To be done |
Copy the records below exactly as they appear.

— start of Source records —

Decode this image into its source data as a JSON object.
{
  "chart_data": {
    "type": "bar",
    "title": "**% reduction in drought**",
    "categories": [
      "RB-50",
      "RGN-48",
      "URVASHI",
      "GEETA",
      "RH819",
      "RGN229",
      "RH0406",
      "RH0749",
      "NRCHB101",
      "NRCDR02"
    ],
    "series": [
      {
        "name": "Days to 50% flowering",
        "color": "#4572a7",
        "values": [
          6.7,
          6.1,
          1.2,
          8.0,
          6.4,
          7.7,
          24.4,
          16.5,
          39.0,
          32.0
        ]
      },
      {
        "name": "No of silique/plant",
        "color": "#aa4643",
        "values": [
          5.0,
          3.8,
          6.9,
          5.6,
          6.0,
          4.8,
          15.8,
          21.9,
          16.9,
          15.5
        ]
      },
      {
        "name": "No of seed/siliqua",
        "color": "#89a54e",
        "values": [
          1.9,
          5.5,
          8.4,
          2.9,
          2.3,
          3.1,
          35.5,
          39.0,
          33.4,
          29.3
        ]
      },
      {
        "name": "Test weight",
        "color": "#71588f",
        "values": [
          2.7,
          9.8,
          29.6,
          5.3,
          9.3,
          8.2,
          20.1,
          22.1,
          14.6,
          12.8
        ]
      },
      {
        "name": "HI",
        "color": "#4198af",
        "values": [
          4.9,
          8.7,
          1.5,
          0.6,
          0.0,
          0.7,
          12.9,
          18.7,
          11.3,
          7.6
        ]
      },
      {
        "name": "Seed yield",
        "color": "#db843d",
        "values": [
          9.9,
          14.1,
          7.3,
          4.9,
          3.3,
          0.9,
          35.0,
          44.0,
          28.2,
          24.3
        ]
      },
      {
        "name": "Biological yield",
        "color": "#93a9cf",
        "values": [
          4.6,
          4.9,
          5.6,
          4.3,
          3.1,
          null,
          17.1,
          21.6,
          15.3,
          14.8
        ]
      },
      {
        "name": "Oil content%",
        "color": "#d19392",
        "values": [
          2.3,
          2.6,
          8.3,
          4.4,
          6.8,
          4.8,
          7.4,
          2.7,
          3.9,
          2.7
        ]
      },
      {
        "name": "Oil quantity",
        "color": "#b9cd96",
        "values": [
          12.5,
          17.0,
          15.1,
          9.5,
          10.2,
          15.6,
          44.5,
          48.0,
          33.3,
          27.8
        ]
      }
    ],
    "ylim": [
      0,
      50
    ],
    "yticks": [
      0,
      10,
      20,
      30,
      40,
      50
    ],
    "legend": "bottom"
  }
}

— end of Source records —

Task result |
Decode this image into its source data as a JSON object.
{
  "chart_data": {
    "type": "bar",
    "title": "**% reduction in drought**",
    "categories": [
      "RB-50",
      "RGN-48",
      "URVASHI",
      "GEETA",
      "RH819",
      "RGN229",
      "RH0406",
      "RH0749",
      "NRCHB101",
      "NRCDR02"
    ],
    "series": [
      {
        "name": "Days to 50% flowering",
        "color": "#4572a7",
        "values": [
          6.7,
          6.1,
          1.2,
          8.0,
          6.4,
          7.7,
          24.4,
          16.5,
          39.0,
          32.0
        ]
      },
      {
        "name": "No of silique/plant",
        "color": "#aa4643",
        "values": [
          5.0,
          3.8,
          6.9,
          5.6,
          6.0,
          4.8,
          15.8,
          21.9,
          16.9,
          15.5
        ]
      },
      {
        "name": "No of seed/siliqua",
        "color": "#89a54e",
        "values": [
          1.9,
          5.5,
          8.4,
          2.9,
          2.3,
          3.1,
          35.5,
          39.0,
          33.4,
          29.3
        ]
      },
      {
        "name": "Test weight",
        "color": "#71588f",
        "values": [
          2.7,
          9.8,
          29.6,
          5.3,
          9.3,
          8.2,
          20.1,
          22.1,
          14.6,
          12.8
        ]
      },
      {
        "name": "HI",
        "color": "#4198af",
        "values": [
          4.9,
          8.7,
          1.5,
          0.6,
          0.0,
          0.7,
          12.9,
          18.7,
          11.3,
          7.6
        ]
      },
      {
        "name": "Seed yield",
        "color": "#db843d",
        "values": [
          9.9,
          14.1,
          7.3,
          4.9,
          3.3,
          0.9,
          35.0,
          44.0,
          28.2,
          24.3
        ]
      },
      {
        "name": "Biological yield",
        "color": "#93a9cf",
        "values": [
          4.6,
          4.9,
          5.6,
          4.3,
          3.1,
          null,
          17.1,
          21.6,
          15.3,
          14.8
        ]
      },
      {
        "name": "Oil content%",
        "color": "#d19392",
        "values": [
          2.3,
          2.6,
          8.3,
          4.4,
          6.8,
          4.8,
          7.4,
          2.7,
          3.9,
          2.7
        ]
      },
      {
        "name": "Oil quantity",
        "color": "#b9cd96",
        "values": [
          12.5,
          17.0,
          15.1,
          9.5,
          10.2,
          15.6,
          44.5,
          48.0,
          33.3,
          27.8
        ]
      }
    ],
    "ylim": [
      0,
      50
    ],
    "yticks": [
      0,
      10,
      20,
      30,
      40,
      50
    ],
    "legend": "bottom"
  }
}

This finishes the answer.